• _Set task 1_:
Answer these questions using the text on deadlocks, giving each answer on its own line with the matching letter:
(a) In what kind of file are the extracted "Deadlock Graphs" saved?
(b) From which toolbox are the solutions described in the text taken?
(c) What was added to the "Block Detection" in the changes of 03.11.2008?

• _Text section_:
Here the DLG are written to C:\ssi_Deadlock_Trace.trc.

THAT'S IT – AUTOMATIC DEADLOCK DETECTION ESTABLISHED!!!

To analyze the Deadlocks we could proceed like this:

Step 1 – Extract Deadlock Graphs

Once the Deadlock information has been gathered, the XML files could be extracted from the TRC file: Open TRC file in SQL Profiler and select "File – Export – Extract SQL Server Events – Extract Deadlock Events" (hint: ideally write all DLG into one XDL file).

Step 2 – Analyze XML

The extracted "Deadlock Graphs" are now saved in a XDL file (XML DeadLock). So, by simply renaming it into XML the data could be fed to ANY application or program that could deal with XML – this could be MS Excel in the easiest case! Here we could also learn the "Who is Who about Deadlocks", we could determine the processes involved into deadlocks and the resources (tables, indexes, etc.) which were affected. And we can COUNT the problems!

 Solving and Preventing Deadlocks

In addition to the general advice to prevent/avoid blocks (see above) here the sequence of locking is important, too. A deadlock is the result of a kind of "cross-over-lock", hence if both (all) processes lock the resources in the same sequence a deadlock could not occur. This "sequence" could be defined by C/AL Code – when to lock which records, tables, etc. – or from an organizational point, by avoiding potentially conflicting processes (workflow optimization).

(Remark: I strongly recommend to check out the "NAV Troubleshooting Tools & Guide" for detailed information about how to define and verify locking orders and deadlock potentials)

Finally, an advice you'll find in some documentation from MS: "Avoid Deadlocks by locking a common master-resource". This means, that in the very beginning of a transaction this "master resource" is hard-locked, so all other processes are queued – blocked. Of course this total serialization prevents deadlocks, but actually at cost of any parallelism in the system – and high performance also means to have a high degree of parallelism! This option should be the very last line of defense … NOT recommended !

Conclusion

If Index- and SIFT-Optimization is done, it is primarily a matter of the C/AL Code to avoid blocks and deadlocks. Here even the "standard" NAV code has a pretty high potential of conflicts, which is quite difficult – sometimes impossible – to improve. Due to the way especially posting processes are designed in NAV there will always be blocks, it is just a matter of number of concurrent transactions and users, but sooner or later the limit would be reached …

Those issues which could be fixed could require a lot of "attention", it could be quite time consuming to implement the changes and fixes. To spend this time as efficient as possible it is crucial to precisely know where the blocks/deadlock are coming from – the "Who is Who" – and especially to count how often a problem occurs, to determine which are the worst problems to be fixed first, where the solution promises the highest gain in performance …

At last some advertisement: the solutions from above are taken from the "NAV/SQL Performance Toolbox". Here, just the "light" versions are published, the real tools are more sophisticated, of course!

Puuuuhhh … that was a long one … hope I could give you some valuable inspiration to deal with these matters … I appreciate your feedback, especially about how you're dealing with "Blocks & Deadlocks"!  

 

### Changes 03.11.2008 ### >>>

I'm still getting a lot - throughout positive - response on this; also lots of recommendations how to further improve the process. So, I have updated the Code snippets, providing a further improved way of "Block Detection", e.g. getting the "waitresource" was enhanced and finding the "block originator" was added. (Thanks a lot to Rama Mathanmohan for his support!)

• _Set task 2_:
Reproduce the rows from the line containing "attention-map — [388, 330, 474, 416]" through the line containing "caption-word: lot — [80, 183, 108, 203]", both included, with no changes.

• _Records shown_:
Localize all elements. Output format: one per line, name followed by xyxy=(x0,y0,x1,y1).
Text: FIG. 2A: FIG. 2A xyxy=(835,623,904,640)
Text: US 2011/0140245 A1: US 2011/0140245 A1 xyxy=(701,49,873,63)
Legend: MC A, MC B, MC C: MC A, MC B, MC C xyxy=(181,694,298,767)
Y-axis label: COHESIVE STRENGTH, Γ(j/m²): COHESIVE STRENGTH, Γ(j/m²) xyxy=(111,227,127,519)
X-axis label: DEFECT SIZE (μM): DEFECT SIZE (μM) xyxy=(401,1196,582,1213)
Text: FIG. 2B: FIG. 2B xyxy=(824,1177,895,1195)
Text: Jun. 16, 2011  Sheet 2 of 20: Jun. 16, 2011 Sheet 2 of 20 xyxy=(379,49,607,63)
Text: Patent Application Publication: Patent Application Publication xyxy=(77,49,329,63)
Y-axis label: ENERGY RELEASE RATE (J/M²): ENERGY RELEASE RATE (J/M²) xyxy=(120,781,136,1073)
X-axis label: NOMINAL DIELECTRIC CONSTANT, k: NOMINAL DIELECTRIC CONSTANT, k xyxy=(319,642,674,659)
==
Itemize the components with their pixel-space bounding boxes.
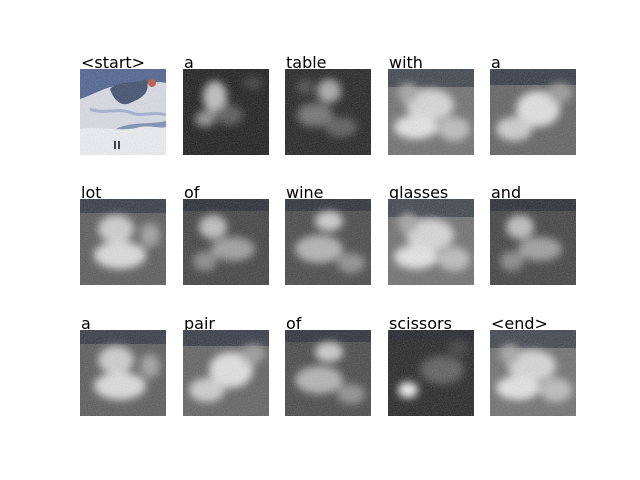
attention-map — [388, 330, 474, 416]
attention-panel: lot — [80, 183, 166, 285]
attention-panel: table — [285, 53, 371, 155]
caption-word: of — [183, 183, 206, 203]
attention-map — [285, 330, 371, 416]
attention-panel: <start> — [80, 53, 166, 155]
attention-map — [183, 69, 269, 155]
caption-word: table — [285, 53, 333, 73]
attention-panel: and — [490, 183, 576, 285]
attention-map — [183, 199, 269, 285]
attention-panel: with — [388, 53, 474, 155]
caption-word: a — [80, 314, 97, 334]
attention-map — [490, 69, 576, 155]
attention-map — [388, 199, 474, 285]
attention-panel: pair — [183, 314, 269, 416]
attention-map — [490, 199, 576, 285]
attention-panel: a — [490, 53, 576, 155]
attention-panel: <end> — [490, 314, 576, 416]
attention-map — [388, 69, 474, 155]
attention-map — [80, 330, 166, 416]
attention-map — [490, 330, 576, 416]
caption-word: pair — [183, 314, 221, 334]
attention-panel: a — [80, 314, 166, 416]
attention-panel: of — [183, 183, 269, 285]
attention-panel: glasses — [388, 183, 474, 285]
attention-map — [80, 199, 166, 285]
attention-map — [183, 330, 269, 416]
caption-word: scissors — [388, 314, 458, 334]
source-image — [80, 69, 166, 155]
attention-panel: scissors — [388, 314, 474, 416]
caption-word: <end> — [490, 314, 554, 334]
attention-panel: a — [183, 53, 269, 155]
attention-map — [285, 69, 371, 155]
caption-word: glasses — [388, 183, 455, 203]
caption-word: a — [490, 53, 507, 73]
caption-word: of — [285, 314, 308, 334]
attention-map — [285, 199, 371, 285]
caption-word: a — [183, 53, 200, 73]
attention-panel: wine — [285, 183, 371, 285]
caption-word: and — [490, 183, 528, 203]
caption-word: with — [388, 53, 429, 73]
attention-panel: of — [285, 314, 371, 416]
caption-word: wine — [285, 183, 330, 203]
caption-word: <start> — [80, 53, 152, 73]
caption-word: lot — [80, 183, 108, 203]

• _Exercise solution 1_:
(a) An XDL file (XML DeadLock).
(b) The "NAV/SQL Performance Toolbox".
(c) Finding the "block originator".

• _Exercise solution 2_:
attention-map — [388, 330, 474, 416]
attention-panel: lot — [80, 183, 166, 285]
attention-panel: table — [285, 53, 371, 155]
caption-word: of — [183, 183, 206, 203]
attention-map — [285, 330, 371, 416]
attention-panel: <start> — [80, 53, 166, 155]
attention-map — [183, 69, 269, 155]
caption-word: table — [285, 53, 333, 73]
attention-panel: and — [490, 183, 576, 285]
attention-map — [183, 199, 269, 285]
attention-panel: with — [388, 53, 474, 155]
caption-word: a — [80, 314, 97, 334]
attention-map — [490, 69, 576, 155]
attention-map — [388, 199, 474, 285]
attention-panel: pair — [183, 314, 269, 416]
attention-map — [490, 199, 576, 285]
attention-panel: a — [490, 53, 576, 155]
attention-panel: <end> — [490, 314, 576, 416]
attention-map — [388, 69, 474, 155]
attention-map — [80, 330, 166, 416]
attention-map — [490, 330, 576, 416]
caption-word: pair — [183, 314, 221, 334]
attention-panel: a — [80, 314, 166, 416]
attention-panel: of — [183, 183, 269, 285]
attention-panel: glasses — [388, 183, 474, 285]
attention-map — [80, 199, 166, 285]
attention-map — [183, 330, 269, 416]
caption-word: scissors — [388, 314, 458, 334]
source-image — [80, 69, 166, 155]
attention-panel: scissors — [388, 314, 474, 416]
caption-word: <end> — [490, 314, 554, 334]
attention-panel: a — [183, 53, 269, 155]
attention-map — [285, 69, 371, 155]
caption-word: glasses — [388, 183, 455, 203]
caption-word: a — [490, 53, 507, 73]
caption-word: of — [285, 314, 308, 334]
attention-map — [285, 199, 371, 285]
caption-word: a — [183, 53, 200, 73]
attention-panel: wine — [285, 183, 371, 285]
caption-word: and — [490, 183, 528, 203]
caption-word: with — [388, 53, 429, 73]
attention-panel: of — [285, 314, 371, 416]
caption-word: wine — [285, 183, 330, 203]
caption-word: <start> — [80, 53, 152, 73]
caption-word: lot — [80, 183, 108, 203]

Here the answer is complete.